··· DATA EXTRACT ···
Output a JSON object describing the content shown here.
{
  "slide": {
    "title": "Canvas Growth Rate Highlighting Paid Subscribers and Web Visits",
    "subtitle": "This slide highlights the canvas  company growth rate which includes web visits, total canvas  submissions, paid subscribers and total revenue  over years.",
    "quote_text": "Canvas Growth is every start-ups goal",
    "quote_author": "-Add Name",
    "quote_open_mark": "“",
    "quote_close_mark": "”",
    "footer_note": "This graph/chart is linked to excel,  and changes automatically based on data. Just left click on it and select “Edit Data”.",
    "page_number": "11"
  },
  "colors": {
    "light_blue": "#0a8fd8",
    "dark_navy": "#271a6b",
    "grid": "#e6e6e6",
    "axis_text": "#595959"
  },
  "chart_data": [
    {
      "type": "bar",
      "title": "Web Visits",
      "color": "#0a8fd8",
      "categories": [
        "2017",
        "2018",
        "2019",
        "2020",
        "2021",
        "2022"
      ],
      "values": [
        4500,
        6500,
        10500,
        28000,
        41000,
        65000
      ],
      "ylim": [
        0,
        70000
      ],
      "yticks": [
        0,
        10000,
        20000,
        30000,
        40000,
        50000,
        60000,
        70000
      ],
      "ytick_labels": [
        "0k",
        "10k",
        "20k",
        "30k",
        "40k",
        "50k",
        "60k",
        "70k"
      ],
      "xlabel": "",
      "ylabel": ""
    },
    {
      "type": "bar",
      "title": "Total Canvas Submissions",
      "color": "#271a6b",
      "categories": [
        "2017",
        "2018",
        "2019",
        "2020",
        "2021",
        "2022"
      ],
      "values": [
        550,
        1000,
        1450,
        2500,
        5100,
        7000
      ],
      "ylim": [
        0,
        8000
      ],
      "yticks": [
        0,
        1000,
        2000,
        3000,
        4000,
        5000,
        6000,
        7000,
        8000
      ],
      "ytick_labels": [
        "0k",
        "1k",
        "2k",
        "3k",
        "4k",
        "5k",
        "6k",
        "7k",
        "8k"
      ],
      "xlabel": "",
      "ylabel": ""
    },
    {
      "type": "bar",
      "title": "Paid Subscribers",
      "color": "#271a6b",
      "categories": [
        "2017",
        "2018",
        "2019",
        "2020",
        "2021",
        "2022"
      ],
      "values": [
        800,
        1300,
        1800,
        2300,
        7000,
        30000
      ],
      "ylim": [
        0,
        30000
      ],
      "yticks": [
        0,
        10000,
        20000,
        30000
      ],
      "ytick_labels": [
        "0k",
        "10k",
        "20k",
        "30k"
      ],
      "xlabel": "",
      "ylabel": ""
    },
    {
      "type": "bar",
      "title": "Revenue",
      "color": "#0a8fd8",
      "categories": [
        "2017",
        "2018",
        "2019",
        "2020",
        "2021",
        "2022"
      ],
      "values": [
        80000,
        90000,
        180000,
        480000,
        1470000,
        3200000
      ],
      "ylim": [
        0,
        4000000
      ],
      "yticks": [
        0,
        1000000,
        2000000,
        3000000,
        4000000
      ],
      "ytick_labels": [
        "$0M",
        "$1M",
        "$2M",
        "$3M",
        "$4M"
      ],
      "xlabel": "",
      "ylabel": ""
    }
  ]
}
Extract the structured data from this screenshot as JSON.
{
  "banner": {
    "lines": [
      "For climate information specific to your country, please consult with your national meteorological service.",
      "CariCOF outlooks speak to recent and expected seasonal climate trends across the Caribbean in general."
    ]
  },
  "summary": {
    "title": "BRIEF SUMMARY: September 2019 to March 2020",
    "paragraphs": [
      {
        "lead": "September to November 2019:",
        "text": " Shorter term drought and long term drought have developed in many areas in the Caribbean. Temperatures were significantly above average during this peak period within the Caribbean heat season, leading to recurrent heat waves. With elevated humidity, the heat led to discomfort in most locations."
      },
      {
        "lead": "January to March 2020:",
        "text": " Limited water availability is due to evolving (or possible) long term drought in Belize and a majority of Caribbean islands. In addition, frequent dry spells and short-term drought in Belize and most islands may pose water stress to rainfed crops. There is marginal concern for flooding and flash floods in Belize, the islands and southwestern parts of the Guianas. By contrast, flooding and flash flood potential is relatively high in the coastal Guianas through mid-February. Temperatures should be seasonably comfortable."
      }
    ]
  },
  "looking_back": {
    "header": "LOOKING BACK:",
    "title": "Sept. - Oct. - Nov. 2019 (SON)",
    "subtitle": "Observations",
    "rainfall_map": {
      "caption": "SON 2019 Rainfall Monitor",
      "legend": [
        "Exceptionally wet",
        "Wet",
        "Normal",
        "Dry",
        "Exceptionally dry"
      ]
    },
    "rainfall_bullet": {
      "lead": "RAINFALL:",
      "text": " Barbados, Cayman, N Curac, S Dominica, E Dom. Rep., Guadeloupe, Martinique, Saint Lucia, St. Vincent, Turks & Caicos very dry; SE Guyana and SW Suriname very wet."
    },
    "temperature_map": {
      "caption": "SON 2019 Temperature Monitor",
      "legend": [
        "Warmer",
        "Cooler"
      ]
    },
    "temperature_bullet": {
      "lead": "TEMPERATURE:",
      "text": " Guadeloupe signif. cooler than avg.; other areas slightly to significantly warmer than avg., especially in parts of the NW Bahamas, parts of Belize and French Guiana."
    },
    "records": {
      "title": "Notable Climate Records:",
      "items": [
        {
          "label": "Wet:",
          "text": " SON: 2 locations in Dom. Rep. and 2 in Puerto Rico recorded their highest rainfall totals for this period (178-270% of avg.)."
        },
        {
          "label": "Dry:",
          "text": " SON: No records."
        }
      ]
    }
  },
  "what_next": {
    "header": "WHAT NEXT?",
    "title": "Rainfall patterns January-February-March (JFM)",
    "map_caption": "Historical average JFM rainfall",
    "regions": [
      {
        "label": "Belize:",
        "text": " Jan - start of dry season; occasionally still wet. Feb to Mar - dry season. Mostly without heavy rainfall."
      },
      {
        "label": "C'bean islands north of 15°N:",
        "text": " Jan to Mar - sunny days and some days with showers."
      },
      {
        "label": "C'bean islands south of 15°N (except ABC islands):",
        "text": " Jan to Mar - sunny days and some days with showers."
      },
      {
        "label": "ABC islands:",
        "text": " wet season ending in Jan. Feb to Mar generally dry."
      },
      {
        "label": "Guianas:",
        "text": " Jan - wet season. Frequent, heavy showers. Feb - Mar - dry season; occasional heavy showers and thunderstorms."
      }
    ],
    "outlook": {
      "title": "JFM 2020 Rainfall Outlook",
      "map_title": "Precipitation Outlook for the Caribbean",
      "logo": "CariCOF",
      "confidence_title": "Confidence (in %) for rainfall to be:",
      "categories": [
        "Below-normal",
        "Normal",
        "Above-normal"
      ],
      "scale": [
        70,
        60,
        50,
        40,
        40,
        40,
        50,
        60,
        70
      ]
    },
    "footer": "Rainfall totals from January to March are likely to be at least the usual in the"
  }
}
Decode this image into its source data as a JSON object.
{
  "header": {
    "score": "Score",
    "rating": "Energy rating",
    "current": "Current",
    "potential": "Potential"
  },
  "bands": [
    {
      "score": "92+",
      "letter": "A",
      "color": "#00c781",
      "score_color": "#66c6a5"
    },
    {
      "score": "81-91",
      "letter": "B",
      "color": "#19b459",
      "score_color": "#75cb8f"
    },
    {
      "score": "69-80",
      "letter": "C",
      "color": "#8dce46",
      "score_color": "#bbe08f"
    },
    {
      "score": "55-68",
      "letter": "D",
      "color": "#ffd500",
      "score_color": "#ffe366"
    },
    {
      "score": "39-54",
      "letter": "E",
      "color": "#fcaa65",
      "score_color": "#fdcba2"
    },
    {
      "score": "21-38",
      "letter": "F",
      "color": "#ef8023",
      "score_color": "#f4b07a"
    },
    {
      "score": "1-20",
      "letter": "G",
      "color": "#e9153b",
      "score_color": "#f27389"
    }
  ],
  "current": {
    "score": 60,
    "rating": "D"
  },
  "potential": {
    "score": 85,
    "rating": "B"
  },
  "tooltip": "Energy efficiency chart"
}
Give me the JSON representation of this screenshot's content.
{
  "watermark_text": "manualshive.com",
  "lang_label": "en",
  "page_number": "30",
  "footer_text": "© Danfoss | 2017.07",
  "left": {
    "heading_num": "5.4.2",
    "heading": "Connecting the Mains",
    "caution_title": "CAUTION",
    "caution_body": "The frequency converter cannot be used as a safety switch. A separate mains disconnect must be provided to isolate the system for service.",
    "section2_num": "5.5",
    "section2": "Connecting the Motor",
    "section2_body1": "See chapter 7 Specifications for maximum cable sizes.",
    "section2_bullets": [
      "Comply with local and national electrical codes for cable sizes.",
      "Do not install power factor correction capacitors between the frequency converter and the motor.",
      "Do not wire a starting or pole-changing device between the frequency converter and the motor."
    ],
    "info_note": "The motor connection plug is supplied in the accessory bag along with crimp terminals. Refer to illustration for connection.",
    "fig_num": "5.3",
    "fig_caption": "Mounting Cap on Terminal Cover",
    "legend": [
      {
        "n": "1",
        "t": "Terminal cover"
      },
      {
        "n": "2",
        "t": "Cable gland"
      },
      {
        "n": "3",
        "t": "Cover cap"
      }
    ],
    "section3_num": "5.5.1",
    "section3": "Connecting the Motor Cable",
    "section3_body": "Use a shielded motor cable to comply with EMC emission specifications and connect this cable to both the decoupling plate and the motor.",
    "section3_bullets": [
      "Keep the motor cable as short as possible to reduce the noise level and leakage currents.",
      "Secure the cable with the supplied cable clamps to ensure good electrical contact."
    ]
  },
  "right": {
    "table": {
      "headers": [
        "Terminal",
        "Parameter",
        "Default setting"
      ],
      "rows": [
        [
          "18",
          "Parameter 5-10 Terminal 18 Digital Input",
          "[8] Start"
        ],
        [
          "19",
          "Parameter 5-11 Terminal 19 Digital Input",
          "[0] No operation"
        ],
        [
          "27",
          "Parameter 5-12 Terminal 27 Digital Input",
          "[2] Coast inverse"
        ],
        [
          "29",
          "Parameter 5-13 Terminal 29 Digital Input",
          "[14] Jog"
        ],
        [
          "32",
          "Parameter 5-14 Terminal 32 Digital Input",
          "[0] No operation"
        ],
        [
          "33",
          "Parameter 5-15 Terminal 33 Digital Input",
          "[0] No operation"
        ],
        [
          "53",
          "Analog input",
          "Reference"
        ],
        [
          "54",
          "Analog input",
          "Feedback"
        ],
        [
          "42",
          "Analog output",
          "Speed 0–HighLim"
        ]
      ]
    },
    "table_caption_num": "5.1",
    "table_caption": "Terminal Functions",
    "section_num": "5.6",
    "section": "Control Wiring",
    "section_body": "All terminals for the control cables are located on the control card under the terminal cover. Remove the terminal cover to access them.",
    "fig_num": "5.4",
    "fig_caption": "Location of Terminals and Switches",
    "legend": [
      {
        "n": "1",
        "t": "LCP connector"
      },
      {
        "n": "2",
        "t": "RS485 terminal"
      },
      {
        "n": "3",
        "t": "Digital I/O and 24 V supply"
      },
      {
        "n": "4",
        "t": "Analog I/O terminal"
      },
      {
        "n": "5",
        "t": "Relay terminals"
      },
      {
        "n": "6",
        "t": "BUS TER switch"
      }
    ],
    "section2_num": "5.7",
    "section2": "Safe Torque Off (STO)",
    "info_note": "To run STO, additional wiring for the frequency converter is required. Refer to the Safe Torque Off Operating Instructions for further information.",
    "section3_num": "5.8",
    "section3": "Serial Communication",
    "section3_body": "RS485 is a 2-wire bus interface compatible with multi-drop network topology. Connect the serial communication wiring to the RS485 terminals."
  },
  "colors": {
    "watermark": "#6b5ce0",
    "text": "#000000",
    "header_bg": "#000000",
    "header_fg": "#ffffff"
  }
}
···
_GIVEN REQUEST:_
Show the lines from the data above that contain the string "Parameter".

_EXERCISE SOLUTION:_
        "Parameter",
          "Parameter 5-10 Terminal 18 Digital Input",
          "Parameter 5-11 Terminal 19 Digital Input",
          "Parameter 5-12 Terminal 27 Digital Input",
          "Parameter 5-13 Terminal 29 Digital Input",
          "Parameter 5-14 Terminal 32 Digital Input",
          "Parameter 5-15 Terminal 33 Digital Input",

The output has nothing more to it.